▼

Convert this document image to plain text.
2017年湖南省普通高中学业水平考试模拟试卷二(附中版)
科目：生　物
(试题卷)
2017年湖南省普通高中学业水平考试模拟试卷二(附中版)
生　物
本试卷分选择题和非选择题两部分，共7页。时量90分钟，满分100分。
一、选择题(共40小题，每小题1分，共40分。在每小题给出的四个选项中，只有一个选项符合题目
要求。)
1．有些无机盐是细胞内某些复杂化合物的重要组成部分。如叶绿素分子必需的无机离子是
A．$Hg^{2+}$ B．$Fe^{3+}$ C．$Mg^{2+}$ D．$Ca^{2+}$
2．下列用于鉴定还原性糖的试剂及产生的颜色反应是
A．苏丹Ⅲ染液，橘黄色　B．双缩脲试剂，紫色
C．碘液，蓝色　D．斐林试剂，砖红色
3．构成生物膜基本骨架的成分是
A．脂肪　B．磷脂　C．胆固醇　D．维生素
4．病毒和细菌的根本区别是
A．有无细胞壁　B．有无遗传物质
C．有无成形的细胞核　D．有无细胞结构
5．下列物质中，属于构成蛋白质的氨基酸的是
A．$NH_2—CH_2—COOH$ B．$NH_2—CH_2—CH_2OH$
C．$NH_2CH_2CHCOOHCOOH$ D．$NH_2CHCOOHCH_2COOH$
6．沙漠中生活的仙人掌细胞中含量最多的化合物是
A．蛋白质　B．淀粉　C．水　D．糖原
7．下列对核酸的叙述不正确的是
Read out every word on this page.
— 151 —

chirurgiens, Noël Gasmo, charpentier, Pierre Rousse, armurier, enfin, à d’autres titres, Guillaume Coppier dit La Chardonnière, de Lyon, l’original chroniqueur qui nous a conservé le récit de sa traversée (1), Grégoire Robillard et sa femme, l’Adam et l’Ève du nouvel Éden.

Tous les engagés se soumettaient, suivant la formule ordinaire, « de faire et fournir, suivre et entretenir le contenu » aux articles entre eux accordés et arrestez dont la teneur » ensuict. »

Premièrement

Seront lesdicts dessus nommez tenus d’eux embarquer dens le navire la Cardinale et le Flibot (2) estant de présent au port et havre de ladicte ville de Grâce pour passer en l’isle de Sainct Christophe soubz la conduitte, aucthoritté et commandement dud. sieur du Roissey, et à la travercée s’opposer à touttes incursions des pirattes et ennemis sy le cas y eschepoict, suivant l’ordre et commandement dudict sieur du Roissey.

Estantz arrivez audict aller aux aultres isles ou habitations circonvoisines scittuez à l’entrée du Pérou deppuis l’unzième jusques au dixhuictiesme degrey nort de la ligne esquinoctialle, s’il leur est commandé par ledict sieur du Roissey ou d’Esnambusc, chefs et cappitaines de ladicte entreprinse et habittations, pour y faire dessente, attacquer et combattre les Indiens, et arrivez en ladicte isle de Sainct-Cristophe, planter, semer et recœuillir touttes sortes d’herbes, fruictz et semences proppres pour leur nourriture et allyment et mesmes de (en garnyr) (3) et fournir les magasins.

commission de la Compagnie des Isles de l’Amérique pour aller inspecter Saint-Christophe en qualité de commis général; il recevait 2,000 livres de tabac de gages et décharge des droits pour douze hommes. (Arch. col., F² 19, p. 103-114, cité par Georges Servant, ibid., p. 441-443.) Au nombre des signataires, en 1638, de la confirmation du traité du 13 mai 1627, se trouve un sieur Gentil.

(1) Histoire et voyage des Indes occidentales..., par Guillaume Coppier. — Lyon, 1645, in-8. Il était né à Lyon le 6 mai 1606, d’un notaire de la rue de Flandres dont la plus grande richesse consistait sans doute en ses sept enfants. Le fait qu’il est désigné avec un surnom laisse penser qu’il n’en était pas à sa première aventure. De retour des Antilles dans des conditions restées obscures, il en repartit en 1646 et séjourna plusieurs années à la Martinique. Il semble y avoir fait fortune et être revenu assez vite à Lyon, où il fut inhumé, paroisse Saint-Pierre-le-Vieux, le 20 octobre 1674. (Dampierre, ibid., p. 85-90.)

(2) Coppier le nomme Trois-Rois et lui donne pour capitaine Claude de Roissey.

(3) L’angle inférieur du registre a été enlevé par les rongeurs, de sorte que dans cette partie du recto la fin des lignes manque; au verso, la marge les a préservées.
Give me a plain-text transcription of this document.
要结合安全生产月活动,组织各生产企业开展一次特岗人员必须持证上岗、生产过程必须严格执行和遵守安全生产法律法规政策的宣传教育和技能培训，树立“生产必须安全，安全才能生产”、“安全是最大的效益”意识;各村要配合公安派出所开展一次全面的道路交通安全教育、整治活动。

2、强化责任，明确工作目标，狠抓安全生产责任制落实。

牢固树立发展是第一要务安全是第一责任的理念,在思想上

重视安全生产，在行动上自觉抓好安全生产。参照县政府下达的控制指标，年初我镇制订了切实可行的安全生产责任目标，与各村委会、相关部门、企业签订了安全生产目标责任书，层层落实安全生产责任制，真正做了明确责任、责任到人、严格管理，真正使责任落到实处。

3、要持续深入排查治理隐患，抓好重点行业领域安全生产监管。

▲

Gather each line from the listing above that holds "plain".

Output for this task ::
Convert this document image to plain text.
Give me a plain-text transcription of this document.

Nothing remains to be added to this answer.